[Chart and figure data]
▬▬▬

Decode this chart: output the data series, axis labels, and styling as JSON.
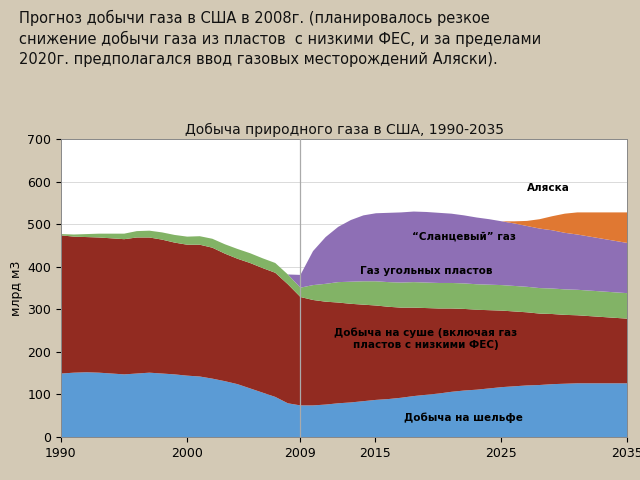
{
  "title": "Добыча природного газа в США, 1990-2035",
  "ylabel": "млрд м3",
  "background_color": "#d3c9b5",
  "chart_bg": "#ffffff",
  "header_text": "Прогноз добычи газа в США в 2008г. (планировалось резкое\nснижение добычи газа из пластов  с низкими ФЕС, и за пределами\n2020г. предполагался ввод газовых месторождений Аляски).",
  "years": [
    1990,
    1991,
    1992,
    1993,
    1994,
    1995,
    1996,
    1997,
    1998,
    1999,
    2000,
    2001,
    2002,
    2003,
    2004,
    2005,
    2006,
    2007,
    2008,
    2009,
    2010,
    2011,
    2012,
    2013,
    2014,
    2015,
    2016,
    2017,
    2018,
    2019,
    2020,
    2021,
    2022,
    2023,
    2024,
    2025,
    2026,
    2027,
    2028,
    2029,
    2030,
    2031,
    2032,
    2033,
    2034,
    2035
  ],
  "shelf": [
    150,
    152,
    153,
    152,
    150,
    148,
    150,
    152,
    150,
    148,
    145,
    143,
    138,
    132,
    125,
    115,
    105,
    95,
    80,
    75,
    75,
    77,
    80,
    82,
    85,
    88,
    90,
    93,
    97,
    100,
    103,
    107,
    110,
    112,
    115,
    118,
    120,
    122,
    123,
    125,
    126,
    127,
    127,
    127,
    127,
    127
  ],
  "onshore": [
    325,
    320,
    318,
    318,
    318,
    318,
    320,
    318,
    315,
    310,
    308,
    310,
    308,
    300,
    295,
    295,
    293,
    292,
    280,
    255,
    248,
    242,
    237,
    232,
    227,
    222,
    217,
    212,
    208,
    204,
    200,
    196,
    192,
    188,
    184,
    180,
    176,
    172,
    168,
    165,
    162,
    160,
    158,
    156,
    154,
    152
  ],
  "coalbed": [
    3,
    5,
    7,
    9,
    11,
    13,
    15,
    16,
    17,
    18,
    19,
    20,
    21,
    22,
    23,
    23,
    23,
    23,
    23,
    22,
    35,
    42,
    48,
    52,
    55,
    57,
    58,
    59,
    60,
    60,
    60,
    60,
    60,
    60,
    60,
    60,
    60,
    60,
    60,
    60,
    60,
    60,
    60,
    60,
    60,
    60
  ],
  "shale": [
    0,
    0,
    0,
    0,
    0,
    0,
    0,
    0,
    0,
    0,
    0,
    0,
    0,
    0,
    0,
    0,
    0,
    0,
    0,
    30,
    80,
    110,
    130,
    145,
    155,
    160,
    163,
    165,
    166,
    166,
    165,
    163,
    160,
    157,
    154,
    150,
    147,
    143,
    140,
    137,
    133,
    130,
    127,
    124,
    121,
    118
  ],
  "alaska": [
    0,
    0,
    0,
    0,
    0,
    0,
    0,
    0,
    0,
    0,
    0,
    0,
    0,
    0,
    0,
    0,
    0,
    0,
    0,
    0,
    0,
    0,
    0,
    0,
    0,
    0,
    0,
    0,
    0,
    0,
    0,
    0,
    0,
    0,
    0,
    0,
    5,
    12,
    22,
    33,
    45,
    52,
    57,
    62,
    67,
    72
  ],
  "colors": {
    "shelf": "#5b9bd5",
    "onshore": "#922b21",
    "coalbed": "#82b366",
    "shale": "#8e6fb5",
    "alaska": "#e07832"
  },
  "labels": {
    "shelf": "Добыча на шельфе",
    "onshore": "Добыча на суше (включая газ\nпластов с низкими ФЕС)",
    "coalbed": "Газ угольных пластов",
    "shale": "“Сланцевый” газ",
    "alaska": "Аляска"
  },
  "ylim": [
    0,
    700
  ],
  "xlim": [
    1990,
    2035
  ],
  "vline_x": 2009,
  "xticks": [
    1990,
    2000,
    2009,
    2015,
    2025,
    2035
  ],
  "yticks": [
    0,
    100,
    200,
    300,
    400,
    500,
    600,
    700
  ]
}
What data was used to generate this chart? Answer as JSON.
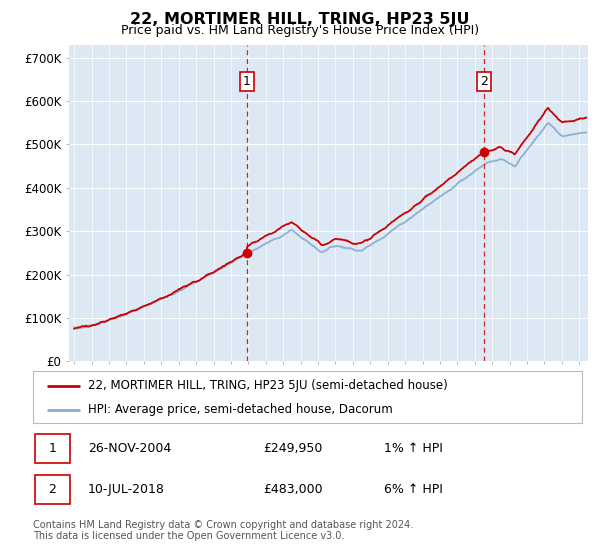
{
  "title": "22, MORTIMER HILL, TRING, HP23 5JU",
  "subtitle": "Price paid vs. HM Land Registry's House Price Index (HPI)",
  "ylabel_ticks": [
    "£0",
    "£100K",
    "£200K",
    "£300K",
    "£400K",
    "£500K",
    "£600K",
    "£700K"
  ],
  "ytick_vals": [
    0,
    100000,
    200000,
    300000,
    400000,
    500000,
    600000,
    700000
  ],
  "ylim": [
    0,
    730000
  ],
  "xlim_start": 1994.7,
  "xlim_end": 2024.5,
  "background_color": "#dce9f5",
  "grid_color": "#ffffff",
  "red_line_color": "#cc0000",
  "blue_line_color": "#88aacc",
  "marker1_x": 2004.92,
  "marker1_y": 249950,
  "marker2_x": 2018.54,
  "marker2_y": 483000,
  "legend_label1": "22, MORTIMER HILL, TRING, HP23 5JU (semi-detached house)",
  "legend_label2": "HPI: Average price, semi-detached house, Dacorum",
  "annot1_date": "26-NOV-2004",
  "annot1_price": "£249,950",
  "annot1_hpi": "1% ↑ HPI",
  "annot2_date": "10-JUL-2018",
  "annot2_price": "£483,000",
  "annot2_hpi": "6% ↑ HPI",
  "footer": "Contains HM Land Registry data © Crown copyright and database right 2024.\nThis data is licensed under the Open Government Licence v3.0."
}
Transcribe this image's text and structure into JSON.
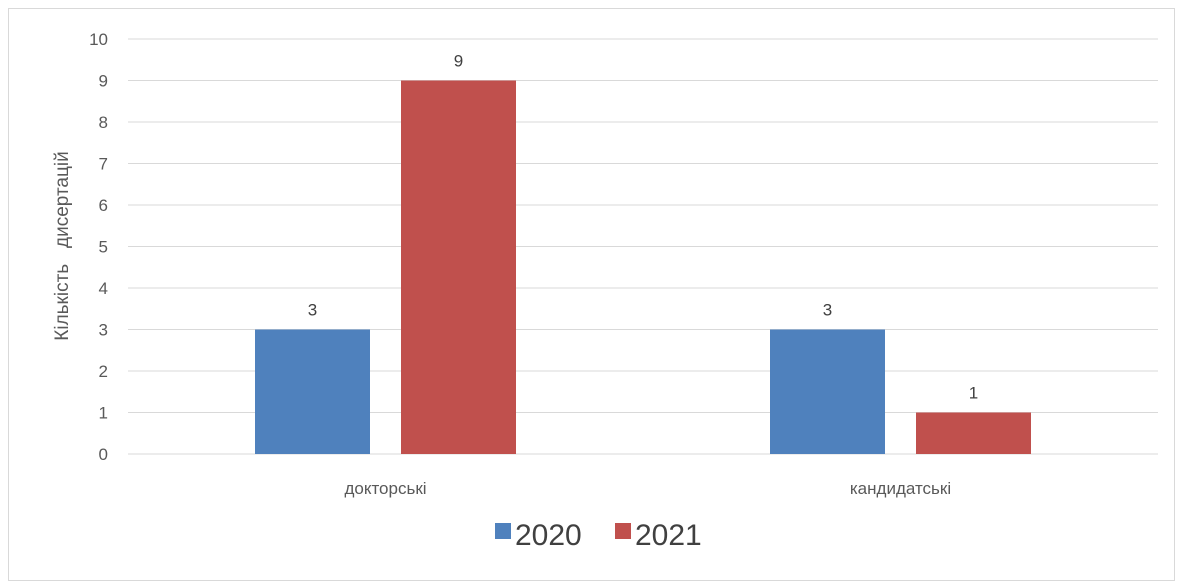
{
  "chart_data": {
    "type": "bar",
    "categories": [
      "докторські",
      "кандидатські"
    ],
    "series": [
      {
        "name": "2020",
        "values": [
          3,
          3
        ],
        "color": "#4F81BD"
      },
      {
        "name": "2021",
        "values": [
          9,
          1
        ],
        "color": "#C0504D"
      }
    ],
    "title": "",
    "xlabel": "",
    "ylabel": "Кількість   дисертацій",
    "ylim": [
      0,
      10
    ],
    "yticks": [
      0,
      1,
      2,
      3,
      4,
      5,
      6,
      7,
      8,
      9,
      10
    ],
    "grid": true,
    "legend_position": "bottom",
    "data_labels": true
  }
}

▬▬▬

[PROBLEM] Gather each line of the listing that holds the string "semi".

[EXPECTED ANSWER]
  "legend_label1": "22, MORTIMER HILL, TRING, HP23 5JU (semi-detached house)",
  "legend_label2": "HPI: Average price, semi-detached house, Dacorum",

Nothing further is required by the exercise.